Stated goal: Drop the pictures from the entries below, then reproduce the rest exactly.

Dataset records:
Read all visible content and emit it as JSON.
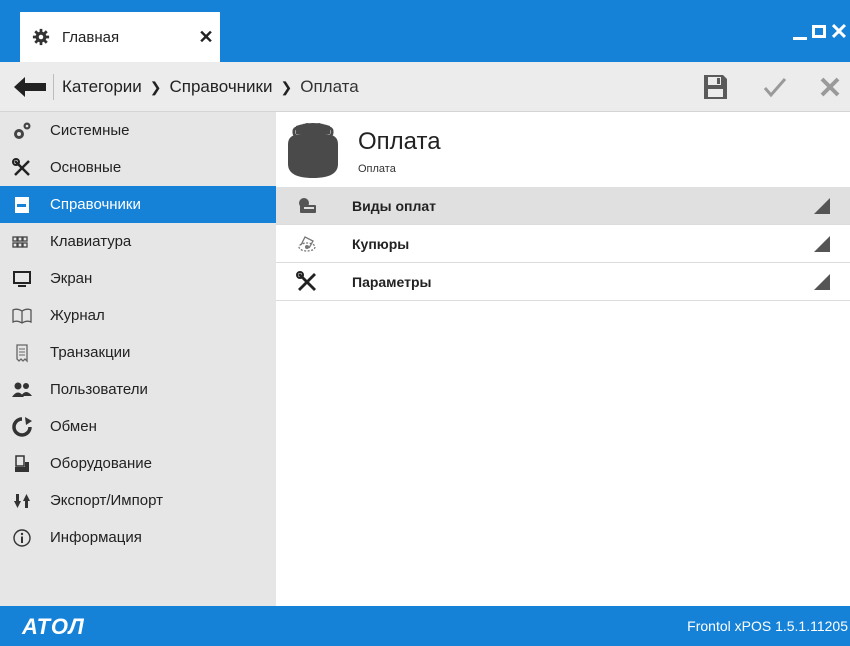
{
  "window": {
    "tab_label": "Главная",
    "tab_icon": "gear-icon",
    "controls": [
      "minimize-icon",
      "maximize-icon",
      "close-icon"
    ]
  },
  "toolbar": {
    "breadcrumb": [
      "Категории",
      "Справочники",
      "Оплата"
    ],
    "back_icon": "arrow-left-icon",
    "save_icon": "floppy-disk-icon",
    "ok_icon": "checkmark-icon",
    "cancel_icon": "close-icon"
  },
  "sidebar": {
    "items": [
      {
        "label": "Системные",
        "icon": "gears-icon"
      },
      {
        "label": "Основные",
        "icon": "tools-icon"
      },
      {
        "label": "Справочники",
        "icon": "reference-book-icon",
        "active": true
      },
      {
        "label": "Клавиатура",
        "icon": "keyboard-icon"
      },
      {
        "label": "Экран",
        "icon": "monitor-icon"
      },
      {
        "label": "Журнал",
        "icon": "journal-icon"
      },
      {
        "label": "Транзакции",
        "icon": "receipt-icon"
      },
      {
        "label": "Пользователи",
        "icon": "users-icon"
      },
      {
        "label": "Обмен",
        "icon": "sync-icon"
      },
      {
        "label": "Оборудование",
        "icon": "pos-terminal-icon"
      },
      {
        "label": "Экспорт/Импорт",
        "icon": "export-import-icon"
      },
      {
        "label": "Информация",
        "icon": "info-icon"
      }
    ]
  },
  "main": {
    "title": "Оплата",
    "subtitle": "Оплата",
    "header_icon": "wallet-icon",
    "rows": [
      {
        "label": "Виды оплат",
        "icon": "payment-types-icon",
        "selected": true
      },
      {
        "label": "Купюры",
        "icon": "banknotes-icon",
        "selected": false
      },
      {
        "label": "Параметры",
        "icon": "tools-icon",
        "selected": false
      }
    ]
  },
  "footer": {
    "logo": "АТОЛ",
    "version": "Frontol xPOS 1.5.1.11205"
  },
  "colors": {
    "accent": "#1582d8",
    "sidebar_bg": "#e6e6e6",
    "selected_row": "#e0e0e0"
  }
}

Solution:
Read all visible content and emit it as JSON.
{
  "window": {
    "tab_label": "Главная",
    "tab_icon": "gear-icon",
    "controls": [
      "minimize-icon",
      "maximize-icon",
      "close-icon"
    ]
  },
  "toolbar": {
    "breadcrumb": [
      "Категории",
      "Справочники",
      "Оплата"
    ],
    "back_icon": "arrow-left-icon",
    "save_icon": "floppy-disk-icon",
    "ok_icon": "checkmark-icon",
    "cancel_icon": "close-icon"
  },
  "sidebar": {
    "items": [
      {
        "label": "Системные",
        "icon": "gears-icon"
      },
      {
        "label": "Основные",
        "icon": "tools-icon"
      },
      {
        "label": "Справочники",
        "icon": "reference-book-icon",
        "active": true
      },
      {
        "label": "Клавиатура",
        "icon": "keyboard-icon"
      },
      {
        "label": "Экран",
        "icon": "monitor-icon"
      },
      {
        "label": "Журнал",
        "icon": "journal-icon"
      },
      {
        "label": "Транзакции",
        "icon": "receipt-icon"
      },
      {
        "label": "Пользователи",
        "icon": "users-icon"
      },
      {
        "label": "Обмен",
        "icon": "sync-icon"
      },
      {
        "label": "Оборудование",
        "icon": "pos-terminal-icon"
      },
      {
        "label": "Экспорт/Импорт",
        "icon": "export-import-icon"
      },
      {
        "label": "Информация",
        "icon": "info-icon"
      }
    ]
  },
  "main": {
    "title": "Оплата",
    "subtitle": "Оплата",
    "header_icon": "wallet-icon",
    "rows": [
      {
        "label": "Виды оплат",
        "icon": "payment-types-icon",
        "selected": true
      },
      {
        "label": "Купюры",
        "icon": "banknotes-icon",
        "selected": false
      },
      {
        "label": "Параметры",
        "icon": "tools-icon",
        "selected": false
      }
    ]
  },
  "footer": {
    "logo": "АТОЛ",
    "version": "Frontol xPOS 1.5.1.11205"
  },
  "colors": {
    "accent": "#1582d8",
    "sidebar_bg": "#e6e6e6",
    "selected_row": "#e0e0e0"
  }
}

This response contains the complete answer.